The exercise:
For this exercise, copy out each line of the material below that includes "Expected".

** start Supplied material **

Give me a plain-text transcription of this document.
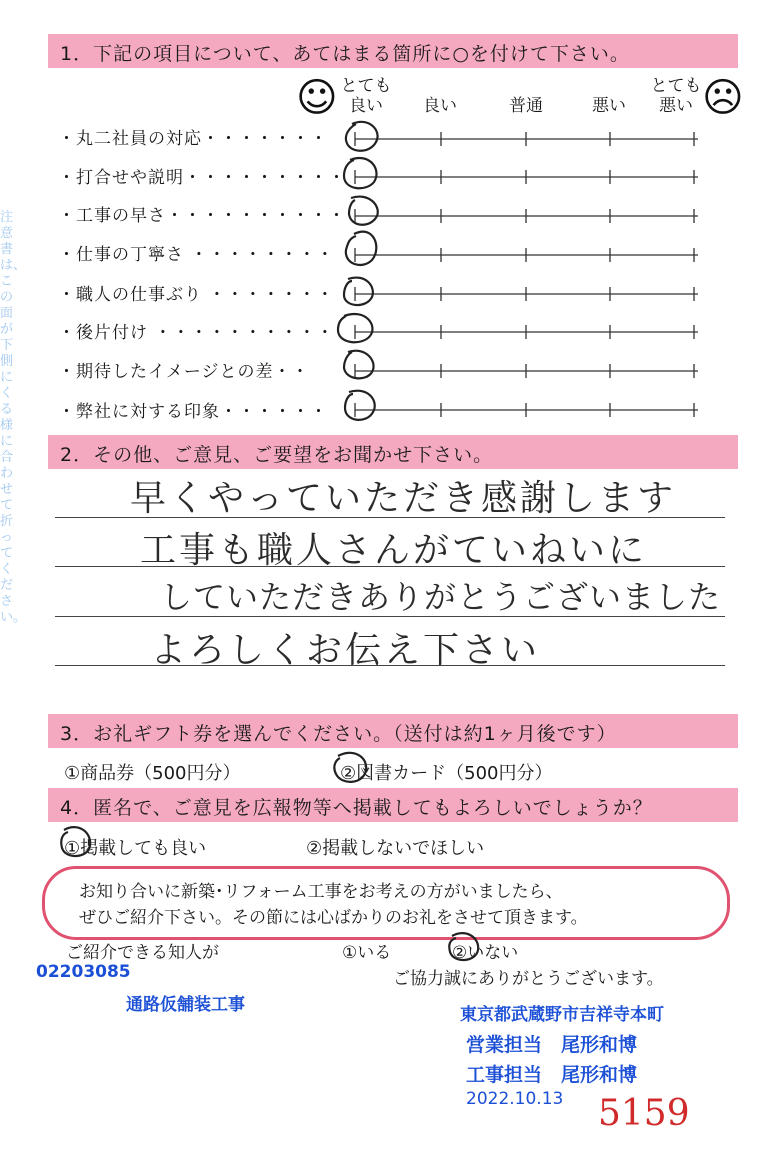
注意書は、この面が下側にくる様に合わせて折ってください。
1．下記の項目について、あてはまる箇所に○を付けて下さい。
☺	☹
とても
良い	良い	普通	悪い
とても
悪い
・丸二社員の対応・・・・・・・
・打合せや説明・・・・・・・・・
・工事の早さ・・・・・・・・・・
・仕事の丁寧さ ・・・・・・・・
・職人の仕事ぶり ・・・・・・・
・後片付け ・・・・・・・・・・
・期待したイメージとの差・・
・弊社に対する印象・・・・・・
2．その他、ご意見、ご要望をお聞かせ下さい。
早くやっていただき感謝します
工事も職人さんがていねいに
していただきありがとうございました
よろしくお伝え下さい
3．お礼ギフト券を選んでください。（送付は約1ヶ月後です）
①商品券（500円分）	②図書カード（500円分）
4．匿名で、ご意見を広報物等へ掲載してもよろしいでしょうか？
①掲載しても良い	②掲載しないでほしい
お知り合いに新築･リフォーム工事をお考えの方がいましたら、
ぜひご紹介下さい。その節には心ばかりのお礼をさせて頂きます。
ご紹介できる知人が	①いる	②いない
ご協力誠にありがとうございます。
02203085
通路仮舗装工事	東京都武蔵野市吉祥寺本町
営業担当　尾形和博
工事担当　尾形和博
2022.10.13 5159
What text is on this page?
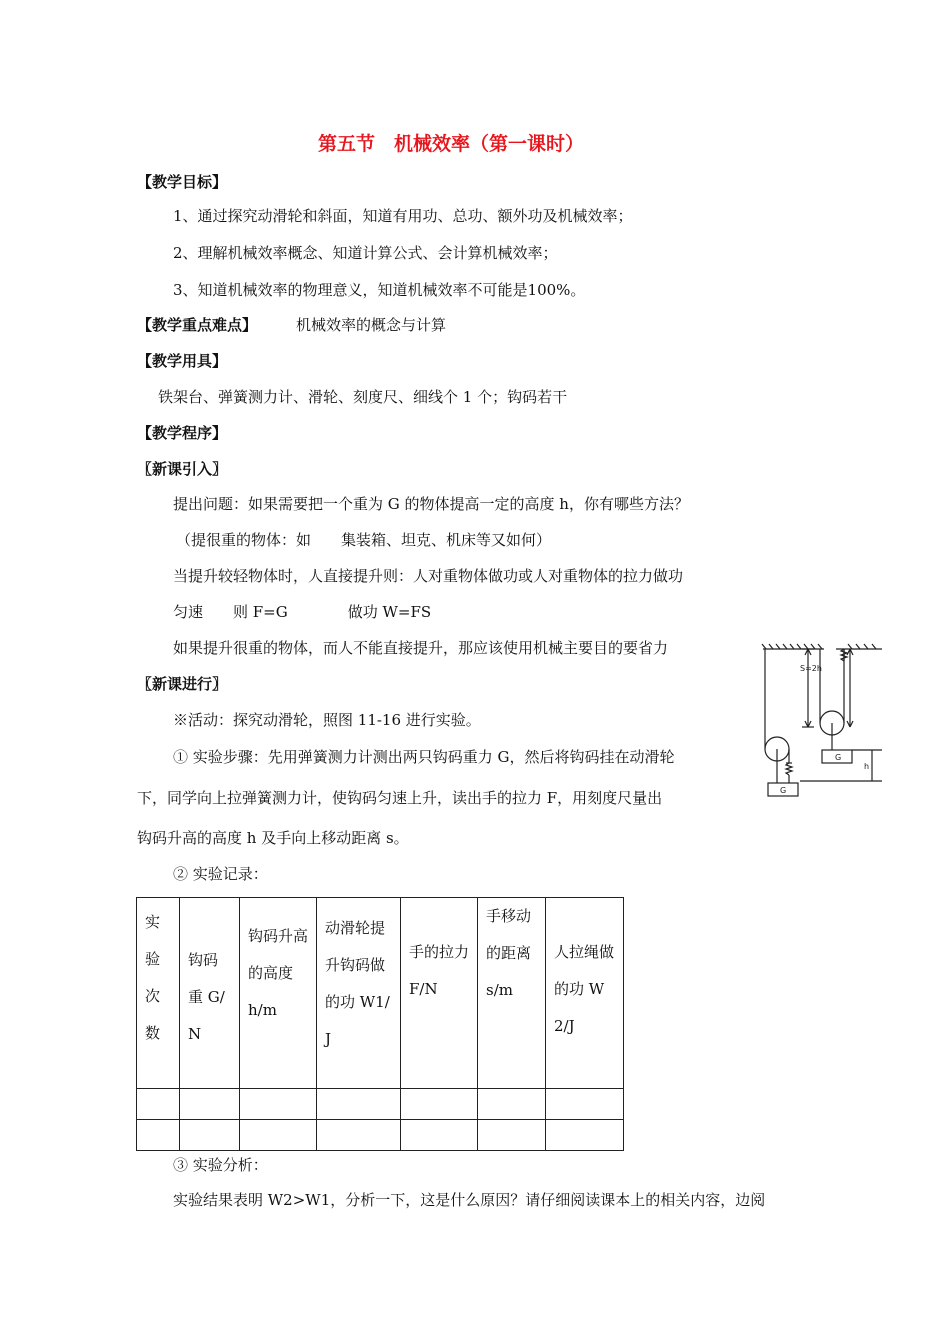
第五节　机械效率（第一课时）
【教学目标】
1、通过探究动滑轮和斜面，知道有用功、总功、额外功及机械效率；
2、理解机械效率概念、知道计算公式、会计算机械效率；
3、知道机械效率的物理意义，知道机械效率不可能是100%。
【教学重点难点】	机械效率的概念与计算
【教学用具】
铁架台、弹簧测力计、滑轮、刻度尺、细线个 1 个；钩码若干
【教学程序】
〖新课引入〗
提出问题：如果需要把一个重为 G 的物体提高一定的高度 h，你有哪些方法？
（提很重的物体：如　　集装箱、坦克、机床等又如何）
当提升较轻物体时，人直接提升则：人对重物体做功或人对重物体的拉力做功
匀速　　则 F=G　　　　做功 W=FS
如果提升很重的物体，而人不能直接提升，那应该使用机械主要目的要省力
〖新课进行〗
※活动：探究动滑轮，照图 11-16 进行实验。
① 实验步骤：先用弹簧测力计测出两只钩码重力 G，然后将钩码挂在动滑轮
下，同学向上拉弹簧测力计，使钩码匀速上升，读出手的拉力 F，用刻度尺量出
钩码升高的高度 h 及手向上移动距离 s。
② 实验记录：
S=2h
h
G
G
实验次数	钩码重 G/N	钩码升高的高度 h/m	动滑轮提升钩码做的功 W1/J	手的拉力 F/N	手移动的距离 s/m	人拉绳做的功 W2/J

③ 实验分析：
实验结果表明 W2>W1，分析一下，这是什么原因？请仔细阅读课本上的相关内容，边阅
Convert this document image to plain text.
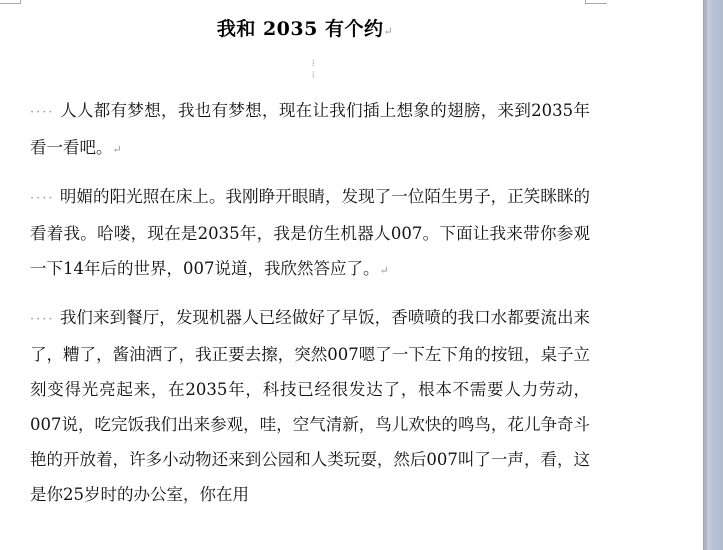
我和 2035 有个约↵
⁞
⁞

···· 人人都有梦想，我也有梦想，现在让我们插上想象的翅膀，来到2035年看一看吧。↵

···· 明媚的阳光照在床上。我刚睁开眼睛，发现了一位陌生男子，正笑眯眯的看着我。哈喽，现在是2035年，我是仿生机器人007。下面让我来带你参观一下14年后的世界，007说道，我欣然答应了。↵

···· 我们来到餐厅，发现机器人已经做好了早饭，香喷喷的我口水都要流出来了，糟了，酱油洒了，我正要去擦，突然007嗯了一下左下角的按钮，桌子立刻变得光亮起来，在2035年，科技已经很发达了，根本不需要人力劳动，007说，吃完饭我们出来参观，哇，空气清新，鸟儿欢快的鸣鸟，花儿争奇斗艳的开放着，许多小动物还来到公园和人类玩耍，然后007叫了一声，看，这是你25岁时的办公室，你在用
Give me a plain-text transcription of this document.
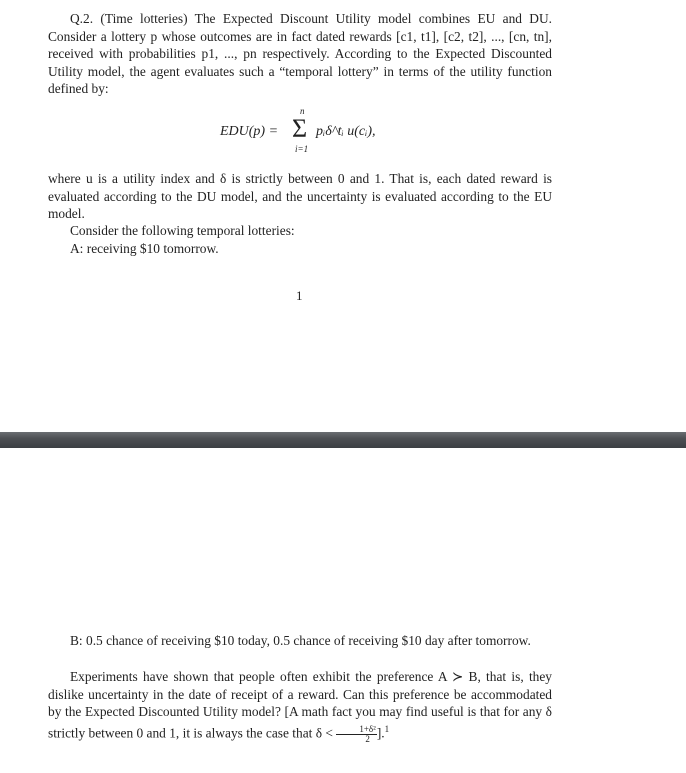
Q.2. (Time lotteries) The Expected Discount Utility model combines EU and DU. Consider a lottery p whose outcomes are in fact dated rewards [c1, t1], [c2, t2], ..., [cn, tn], received with probabilities p1, ..., pn respectively. According to the Expected Discounted Utility model, the agent evaluates such a “temporal lottery” in terms of the utility function defined by:
EDU(p) =
n
Σ
i=1
pᵢδ^tᵢ u(cᵢ),
where u is a utility index and δ is strictly between 0 and 1. That is, each dated reward is evaluated according to the DU model, and the uncertainty is evaluated according to the EU model.
Consider the following temporal lotteries:
A: receiving $10 tomorrow.
1
B: 0.5 chance of receiving $10 today, 0.5 chance of receiving $10 day after tomorrow.
Experiments have shown that people often exhibit the preference A ≻ B, that is, they dislike uncertainty in the date of receipt of a reward. Can this preference be accommodated by the Expected Discounted Utility model? [A math fact you may find useful is that for any δ strictly between 0 and 1, it is always the case that $\delta < \frac{\text{1+δ²}}{2} ].^1$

** end Supplied material **

Response to this exercise:
Q.2. (Time lotteries) The Expected Discount Utility model combines EU and DU. Consider a lottery p whose outcomes are in fact dated rewards [c1, t1], [c2, t2], ..., [cn, tn], received with probabilities p1, ..., pn respectively. According to the Expected Discounted Utility model, the agent evaluates such a “temporal lottery” in terms of the utility function defined by:
Experiments have shown that people often exhibit the preference A ≻ B, that is, they dislike uncertainty in the date of receipt of a reward. Can this preference be accommodated by the Expected Discounted Utility model? [A math fact you may find useful is that for any δ strictly between 0 and 1, it is always the case that $\delta < \frac{\text{1+δ²}}{2} ].^1$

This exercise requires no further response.